**TASK DETAILS:**
Gather all lines from the material that contain the word "sesión".

**DATASET:**
::::

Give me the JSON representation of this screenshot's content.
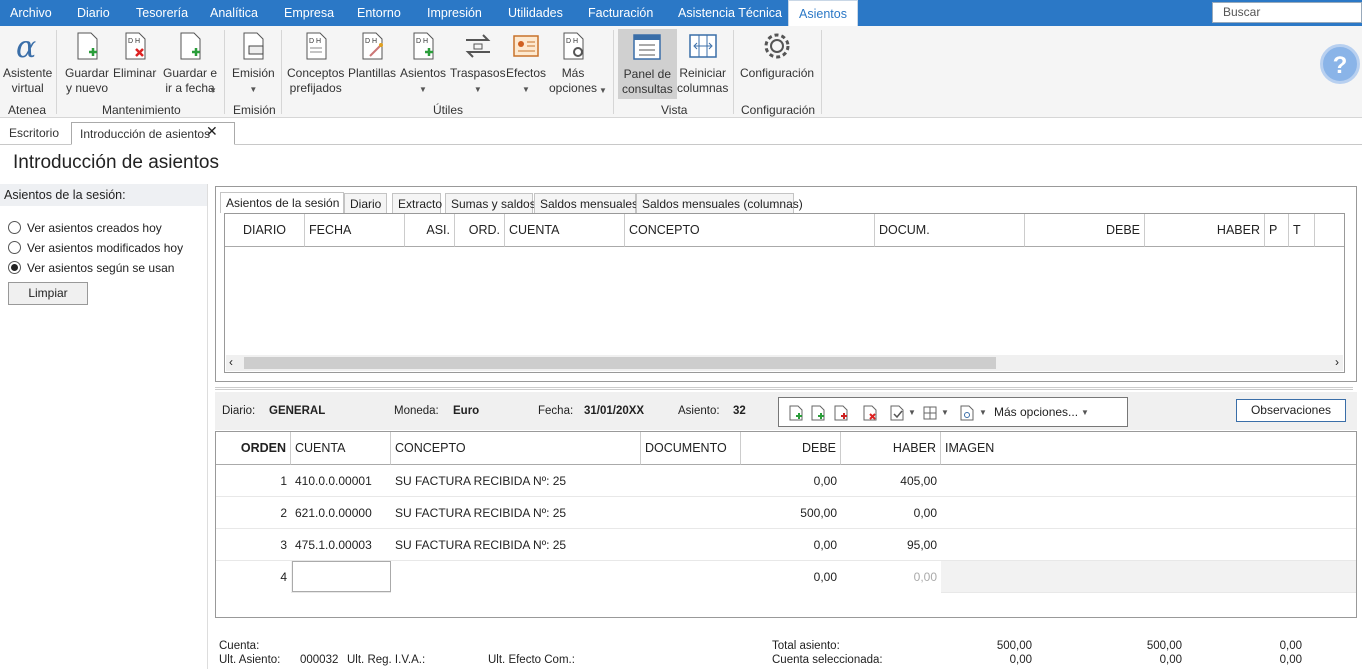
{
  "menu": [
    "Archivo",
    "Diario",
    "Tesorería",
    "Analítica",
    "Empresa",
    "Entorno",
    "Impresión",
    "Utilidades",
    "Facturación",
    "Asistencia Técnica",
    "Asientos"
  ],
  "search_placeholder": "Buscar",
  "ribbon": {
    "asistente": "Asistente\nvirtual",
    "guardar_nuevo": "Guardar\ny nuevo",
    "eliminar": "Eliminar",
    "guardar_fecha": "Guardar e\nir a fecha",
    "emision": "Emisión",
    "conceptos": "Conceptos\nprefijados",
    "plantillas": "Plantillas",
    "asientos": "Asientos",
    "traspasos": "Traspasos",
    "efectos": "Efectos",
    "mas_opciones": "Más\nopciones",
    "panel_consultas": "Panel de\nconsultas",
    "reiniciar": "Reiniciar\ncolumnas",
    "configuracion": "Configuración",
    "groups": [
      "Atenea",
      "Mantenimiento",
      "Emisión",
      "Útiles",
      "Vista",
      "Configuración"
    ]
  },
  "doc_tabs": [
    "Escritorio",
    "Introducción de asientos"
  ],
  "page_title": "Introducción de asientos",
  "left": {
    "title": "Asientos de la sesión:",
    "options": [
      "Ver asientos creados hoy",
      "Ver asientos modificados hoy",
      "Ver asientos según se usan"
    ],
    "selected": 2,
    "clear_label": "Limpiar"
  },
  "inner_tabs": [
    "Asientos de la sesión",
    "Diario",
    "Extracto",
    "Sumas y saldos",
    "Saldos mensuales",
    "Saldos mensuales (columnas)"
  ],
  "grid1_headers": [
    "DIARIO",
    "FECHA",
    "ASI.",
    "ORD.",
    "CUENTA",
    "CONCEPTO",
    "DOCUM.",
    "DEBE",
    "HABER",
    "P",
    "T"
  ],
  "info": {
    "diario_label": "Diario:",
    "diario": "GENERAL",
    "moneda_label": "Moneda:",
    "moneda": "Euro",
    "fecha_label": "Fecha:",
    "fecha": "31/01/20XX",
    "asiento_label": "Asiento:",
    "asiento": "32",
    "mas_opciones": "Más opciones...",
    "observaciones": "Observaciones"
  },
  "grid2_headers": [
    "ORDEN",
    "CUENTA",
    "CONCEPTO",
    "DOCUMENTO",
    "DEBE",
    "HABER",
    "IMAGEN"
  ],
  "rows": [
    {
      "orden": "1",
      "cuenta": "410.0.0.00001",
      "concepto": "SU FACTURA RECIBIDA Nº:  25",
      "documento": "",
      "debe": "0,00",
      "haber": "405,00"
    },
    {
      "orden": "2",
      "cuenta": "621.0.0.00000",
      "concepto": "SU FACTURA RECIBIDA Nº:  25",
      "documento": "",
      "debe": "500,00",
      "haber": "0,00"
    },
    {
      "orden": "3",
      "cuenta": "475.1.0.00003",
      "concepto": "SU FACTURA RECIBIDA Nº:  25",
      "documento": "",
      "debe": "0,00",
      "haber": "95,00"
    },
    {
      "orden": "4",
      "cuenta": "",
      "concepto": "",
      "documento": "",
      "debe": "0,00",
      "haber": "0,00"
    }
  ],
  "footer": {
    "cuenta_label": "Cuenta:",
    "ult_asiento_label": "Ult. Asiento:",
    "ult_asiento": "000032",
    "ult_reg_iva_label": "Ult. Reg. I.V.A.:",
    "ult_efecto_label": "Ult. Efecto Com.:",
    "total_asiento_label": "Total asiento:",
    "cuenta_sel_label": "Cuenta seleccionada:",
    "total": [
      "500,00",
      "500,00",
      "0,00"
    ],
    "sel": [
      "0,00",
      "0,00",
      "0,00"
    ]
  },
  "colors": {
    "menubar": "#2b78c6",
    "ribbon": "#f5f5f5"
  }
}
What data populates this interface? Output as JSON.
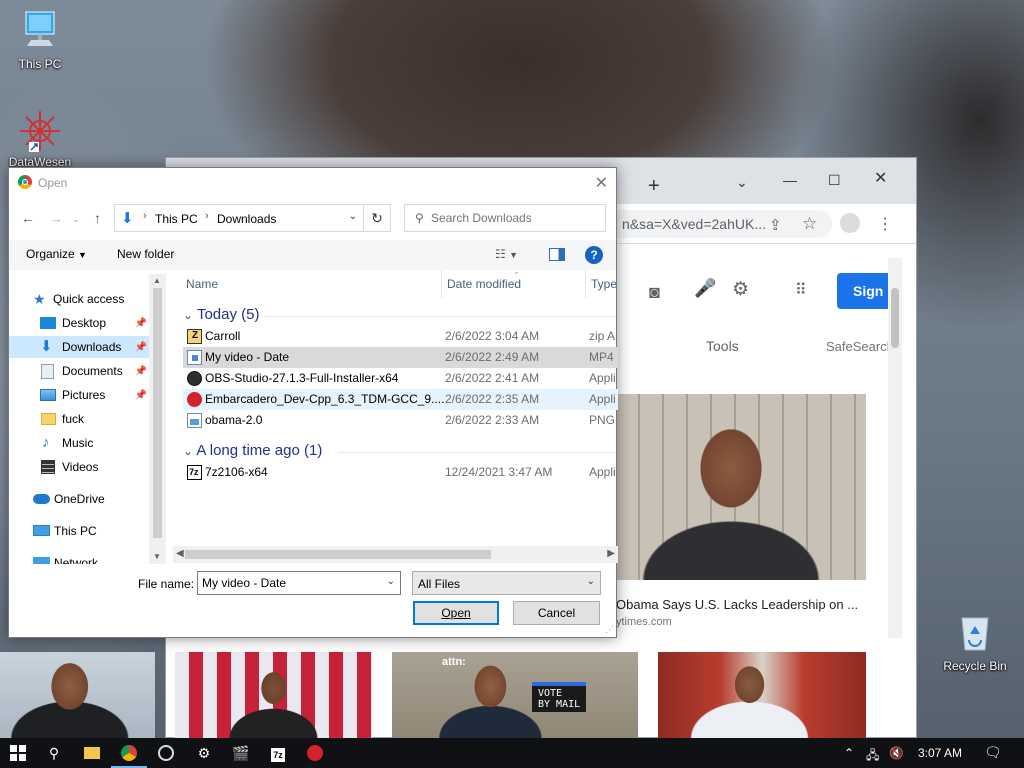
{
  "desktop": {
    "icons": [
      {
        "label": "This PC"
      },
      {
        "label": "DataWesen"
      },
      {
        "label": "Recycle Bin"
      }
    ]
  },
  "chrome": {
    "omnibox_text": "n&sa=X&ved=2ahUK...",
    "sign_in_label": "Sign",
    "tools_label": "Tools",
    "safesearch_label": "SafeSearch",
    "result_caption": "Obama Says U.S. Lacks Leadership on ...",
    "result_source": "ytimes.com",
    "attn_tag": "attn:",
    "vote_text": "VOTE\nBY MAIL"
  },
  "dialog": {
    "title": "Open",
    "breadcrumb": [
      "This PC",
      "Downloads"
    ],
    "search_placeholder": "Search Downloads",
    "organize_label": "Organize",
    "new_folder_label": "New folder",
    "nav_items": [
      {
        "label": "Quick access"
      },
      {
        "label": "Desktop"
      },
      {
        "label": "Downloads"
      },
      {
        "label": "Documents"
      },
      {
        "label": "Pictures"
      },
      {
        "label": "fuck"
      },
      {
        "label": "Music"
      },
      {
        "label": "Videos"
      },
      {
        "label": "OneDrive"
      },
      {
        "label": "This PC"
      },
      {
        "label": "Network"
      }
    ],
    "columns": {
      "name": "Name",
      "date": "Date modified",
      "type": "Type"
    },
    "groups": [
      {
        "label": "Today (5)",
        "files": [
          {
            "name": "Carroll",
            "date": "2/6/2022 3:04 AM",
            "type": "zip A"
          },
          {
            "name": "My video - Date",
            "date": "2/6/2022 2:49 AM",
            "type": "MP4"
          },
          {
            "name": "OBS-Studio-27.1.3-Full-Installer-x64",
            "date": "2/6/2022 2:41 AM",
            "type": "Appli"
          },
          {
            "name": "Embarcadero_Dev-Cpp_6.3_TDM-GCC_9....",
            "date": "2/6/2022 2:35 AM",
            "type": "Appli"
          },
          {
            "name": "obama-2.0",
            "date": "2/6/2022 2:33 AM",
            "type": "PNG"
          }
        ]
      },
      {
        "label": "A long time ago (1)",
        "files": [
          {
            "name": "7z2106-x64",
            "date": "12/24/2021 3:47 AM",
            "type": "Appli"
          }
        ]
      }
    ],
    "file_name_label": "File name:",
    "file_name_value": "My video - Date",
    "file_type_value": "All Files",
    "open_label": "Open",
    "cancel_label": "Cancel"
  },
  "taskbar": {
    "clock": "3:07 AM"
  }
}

::::

**RESPONSE BELOW:**
    "title": "Asientos de la sesión:",
    "Asientos de la sesión",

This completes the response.